• [Task requirements] Repeat the rows starting at the line that contains "data-point[interactable]: [427, 305, 435, 313]" and ending at the line that contains "data-point[interactable]: [205, 302, 213, 310]", including both ends.

◆ ◆ ◆ ◆ ◆

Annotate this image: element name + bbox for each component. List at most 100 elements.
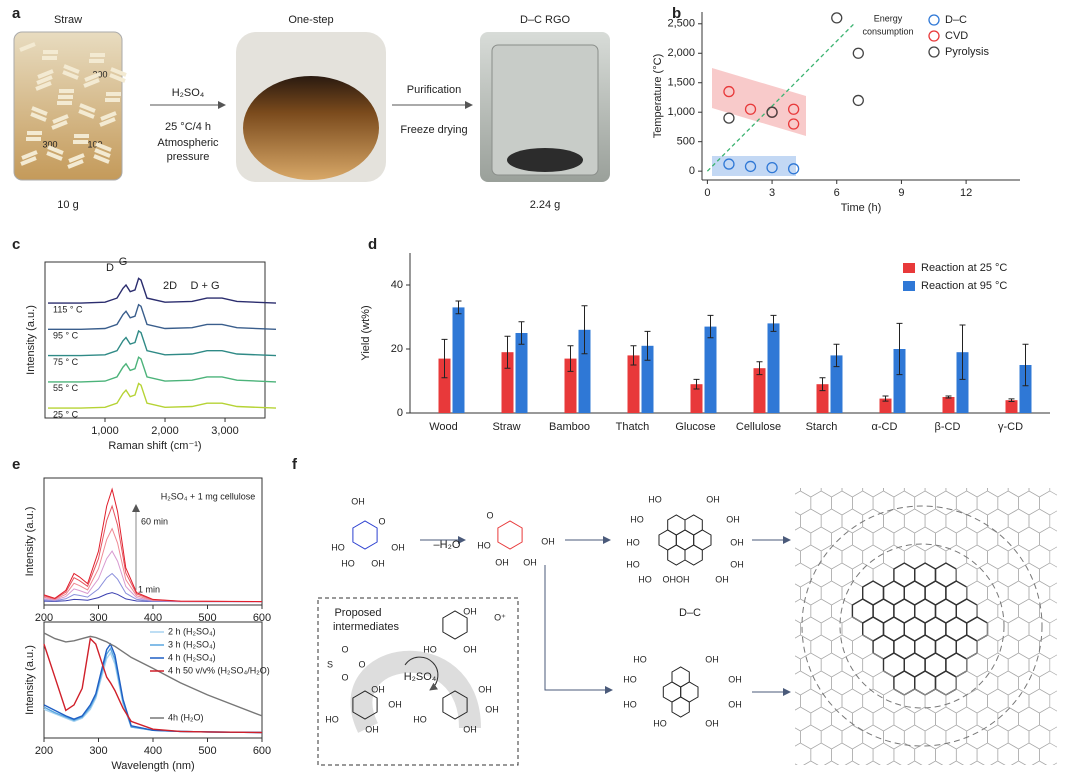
ring (442, 610, 468, 640)
point (852, 47, 864, 59)
ring (997, 562, 1019, 588)
atom-label: OH (351, 496, 365, 506)
ring (872, 706, 895, 732)
ring (844, 760, 860, 765)
straw-piece (52, 114, 69, 124)
ring (820, 652, 843, 678)
x-tick-label: 9 (898, 187, 904, 199)
y-axis-label: Temperature (°C) (652, 54, 664, 138)
ring (934, 670, 957, 696)
ring (852, 490, 874, 516)
mass: 2.24 g (530, 199, 561, 211)
error-bar (959, 324, 966, 380)
x-tick-label: Cellulose (736, 421, 781, 433)
y-tick-label: 500 (677, 136, 695, 148)
atom-label: HO (626, 537, 640, 547)
peak-label: 2D (163, 280, 177, 292)
point (831, 12, 843, 24)
ring (795, 562, 812, 588)
straw-piece (110, 67, 127, 77)
straw-piece (31, 106, 48, 116)
y-tick-label: 2,500 (667, 18, 695, 30)
series-line (43, 637, 263, 734)
y-tick-label: 2,000 (667, 47, 695, 59)
ring (795, 634, 812, 660)
series-line (43, 527, 263, 603)
ring (852, 742, 874, 765)
ring (810, 598, 832, 624)
ring (831, 598, 853, 624)
plot-frame (44, 261, 266, 419)
legend-label: Pyrolysis (945, 46, 990, 58)
ring (497, 520, 523, 550)
legend-label: 2 h (H₂SO₄) (168, 626, 216, 636)
bar (942, 397, 955, 413)
ring (795, 526, 812, 552)
ring (1007, 652, 1030, 678)
atom-label: O (341, 644, 348, 654)
ring (795, 763, 798, 765)
x-tick-label: 200 (35, 612, 53, 624)
point (787, 163, 800, 175)
ring (914, 526, 936, 552)
ring (886, 760, 902, 765)
straw-piece (109, 73, 126, 83)
atom-label: O⁺ (494, 612, 506, 622)
ring (945, 724, 968, 750)
atom-label: HO (623, 674, 637, 684)
ring (997, 526, 1019, 552)
x-tick-label: 600 (253, 745, 271, 757)
guide-circle (801, 505, 1043, 747)
error-bar (882, 395, 889, 402)
ring (862, 688, 884, 714)
ring (1018, 562, 1040, 588)
bar (816, 384, 829, 413)
point (766, 161, 778, 174)
point (723, 112, 735, 124)
ring (893, 490, 916, 516)
atom-label: OH (728, 699, 742, 709)
ring (684, 514, 703, 536)
ring (800, 488, 822, 498)
atom-label: OH (541, 536, 555, 546)
atom-label: HO (626, 559, 640, 569)
error-bar (819, 377, 826, 392)
atom-label: O (486, 510, 493, 520)
ring (800, 688, 822, 714)
graphene (795, 488, 1057, 765)
ring (820, 616, 843, 642)
error-bar (1008, 398, 1015, 402)
atom-label: OH (728, 674, 742, 684)
step-label: One-step (288, 14, 333, 26)
ring (966, 544, 988, 570)
atom-label: HO (630, 514, 644, 524)
straw-piece (100, 111, 117, 121)
post-step: Purification (407, 84, 461, 96)
step-label: Straw (54, 14, 82, 26)
atom-label: OH (706, 494, 720, 504)
atom-label: HO (477, 540, 491, 550)
bar (753, 368, 766, 413)
photo-rgo (507, 148, 583, 172)
ring (820, 580, 843, 606)
ring (810, 526, 832, 552)
series-line (43, 642, 263, 734)
error-bar (504, 335, 511, 369)
box-title: Proposed (334, 607, 381, 619)
x-tick-label: γ-CD (998, 421, 1023, 433)
y-tick-label: 0 (689, 165, 695, 177)
ring (935, 742, 957, 765)
atom-label: HO (423, 644, 437, 654)
peak-label: D (106, 262, 114, 274)
ring (671, 696, 690, 718)
ring (1018, 706, 1040, 732)
straw-piece (83, 78, 100, 88)
ring (1039, 562, 1057, 588)
ring (852, 706, 874, 732)
straw-piece (62, 70, 79, 80)
bar (1019, 365, 1032, 413)
ring (997, 490, 1019, 516)
x-tick-label: α-CD (872, 421, 898, 433)
ring (667, 544, 686, 566)
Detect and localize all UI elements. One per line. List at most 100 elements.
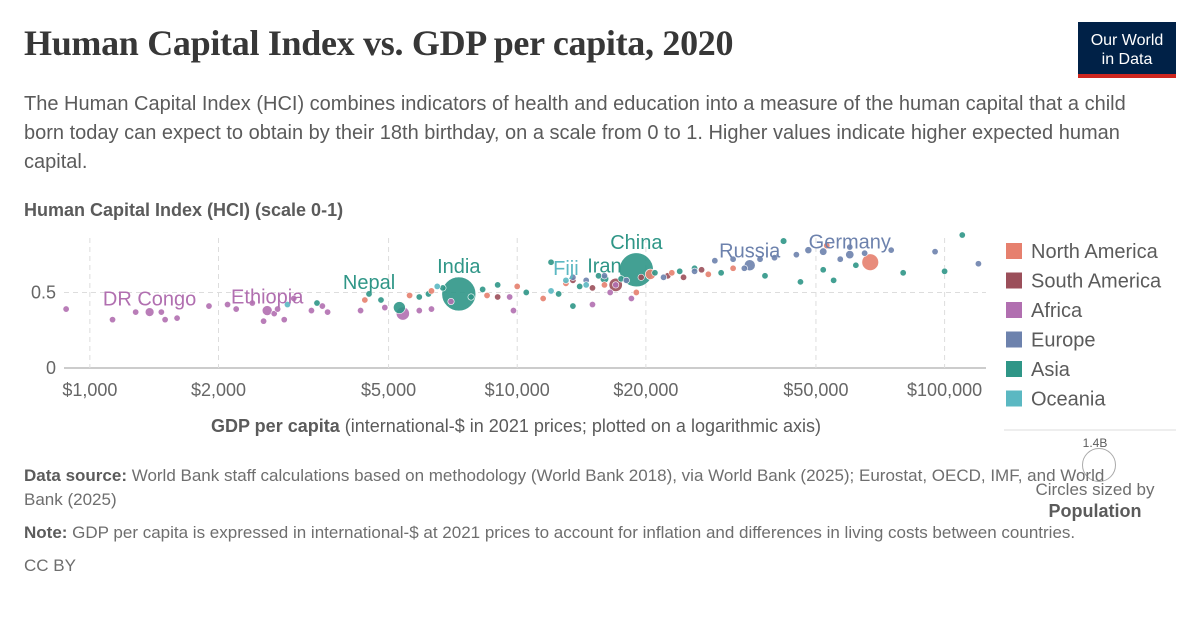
data-point[interactable]: [427, 305, 435, 313]
data-point[interactable]: [588, 284, 596, 292]
data-point[interactable]: [260, 317, 268, 325]
data-point[interactable]: [173, 314, 181, 322]
data-point[interactable]: [668, 269, 676, 277]
data-point[interactable]: [307, 307, 315, 315]
data-point[interactable]: [974, 260, 982, 268]
data-point[interactable]: [248, 299, 256, 307]
data-point[interactable]: [569, 302, 577, 310]
data-point[interactable]: [792, 251, 800, 259]
data-point[interactable]: [205, 302, 213, 310]
point-dr-congo[interactable]: [144, 307, 155, 317]
data-point[interactable]: [691, 267, 699, 275]
data-point[interactable]: [569, 273, 577, 281]
data-point[interactable]: [729, 264, 737, 272]
legend-label-south-america[interactable]: South America: [1031, 271, 1162, 293]
legend-label-oceania[interactable]: Oceania: [1031, 389, 1106, 411]
data-point[interactable]: [637, 273, 645, 281]
data-point[interactable]: [509, 307, 517, 315]
data-point[interactable]: [600, 272, 608, 280]
data-point[interactable]: [467, 293, 475, 301]
data-point[interactable]: [588, 301, 596, 309]
data-point[interactable]: [861, 249, 869, 257]
data-point[interactable]: [109, 316, 117, 324]
data-point[interactable]: [804, 246, 813, 254]
data-point[interactable]: [761, 272, 769, 280]
data-point[interactable]: [958, 231, 966, 239]
data-point[interactable]: [494, 281, 502, 289]
data-point[interactable]: [224, 301, 232, 309]
data-point[interactable]: [771, 254, 779, 262]
data-point[interactable]: [606, 288, 614, 296]
data-point[interactable]: [290, 294, 298, 302]
data-point[interactable]: [513, 282, 521, 290]
point-ethiopia[interactable]: [261, 305, 273, 316]
data-point[interactable]: [600, 281, 608, 289]
data-point[interactable]: [819, 247, 828, 256]
data-point[interactable]: [406, 291, 414, 299]
data-point[interactable]: [756, 255, 764, 263]
data-point[interactable]: [931, 248, 939, 256]
data-point[interactable]: [232, 305, 240, 313]
data-point[interactable]: [660, 273, 668, 281]
data-point[interactable]: [157, 308, 165, 316]
data-point[interactable]: [447, 298, 455, 306]
data-point[interactable]: [357, 307, 365, 315]
data-point[interactable]: [161, 316, 169, 324]
data-point[interactable]: [393, 301, 406, 314]
data-point[interactable]: [318, 302, 326, 310]
data-point[interactable]: [361, 296, 369, 304]
data-point[interactable]: [479, 285, 487, 293]
data-point[interactable]: [274, 305, 282, 313]
data-point[interactable]: [555, 290, 563, 298]
legend-label-north-america[interactable]: North America: [1031, 241, 1159, 263]
data-point[interactable]: [313, 299, 321, 307]
data-point[interactable]: [704, 270, 712, 278]
data-point[interactable]: [632, 288, 640, 296]
data-point[interactable]: [887, 246, 895, 254]
data-point[interactable]: [381, 304, 389, 312]
data-point[interactable]: [539, 294, 547, 302]
data-point[interactable]: [698, 266, 706, 274]
data-point[interactable]: [547, 287, 555, 295]
data-point[interactable]: [377, 296, 385, 304]
point-fiji[interactable]: [562, 276, 570, 284]
data-point[interactable]: [899, 269, 907, 277]
data-point[interactable]: [132, 308, 140, 316]
data-point[interactable]: [522, 288, 530, 296]
data-point[interactable]: [494, 293, 502, 301]
data-point[interactable]: [711, 257, 719, 265]
data-point[interactable]: [836, 255, 844, 263]
data-point[interactable]: [861, 253, 879, 271]
data-point[interactable]: [506, 293, 514, 301]
legend-label-asia[interactable]: Asia: [1031, 359, 1071, 381]
data-point[interactable]: [622, 276, 630, 284]
data-point[interactable]: [717, 269, 725, 277]
data-point[interactable]: [651, 269, 659, 277]
data-point[interactable]: [324, 308, 332, 316]
data-point[interactable]: [846, 243, 854, 251]
data-point[interactable]: [729, 255, 737, 263]
data-point[interactable]: [830, 276, 838, 284]
data-point[interactable]: [680, 273, 688, 281]
data-point[interactable]: [676, 267, 684, 275]
data-point[interactable]: [612, 281, 620, 289]
data-point[interactable]: [547, 258, 555, 266]
data-point[interactable]: [280, 316, 288, 324]
data-point[interactable]: [483, 291, 491, 299]
point-nepal[interactable]: [365, 290, 373, 298]
data-point[interactable]: [823, 242, 831, 250]
data-point[interactable]: [415, 307, 423, 315]
data-point[interactable]: [433, 282, 441, 290]
data-point[interactable]: [415, 293, 423, 301]
data-point[interactable]: [582, 281, 590, 289]
data-point[interactable]: [283, 301, 291, 309]
owid-logo[interactable]: Our World in Data: [1078, 22, 1176, 78]
data-point[interactable]: [427, 287, 435, 295]
data-point[interactable]: [796, 278, 804, 286]
data-point[interactable]: [627, 294, 635, 302]
data-point[interactable]: [740, 264, 748, 272]
data-point[interactable]: [779, 237, 788, 245]
legend-label-africa[interactable]: Africa: [1031, 300, 1083, 322]
data-point[interactable]: [852, 261, 860, 269]
data-point[interactable]: [576, 282, 584, 290]
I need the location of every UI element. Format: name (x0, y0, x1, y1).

◆ ◆ ◆ ◆ ◆

• [Solution for this task]
data-point[interactable]: [427, 305, 435, 313]
data-point[interactable]: [588, 284, 596, 292]
data-point[interactable]: [260, 317, 268, 325]
data-point[interactable]: [173, 314, 181, 322]
data-point[interactable]: [668, 269, 676, 277]
data-point[interactable]: [307, 307, 315, 315]
data-point[interactable]: [974, 260, 982, 268]
data-point[interactable]: [248, 299, 256, 307]
data-point[interactable]: [569, 302, 577, 310]
data-point[interactable]: [792, 251, 800, 259]
data-point[interactable]: [205, 302, 213, 310]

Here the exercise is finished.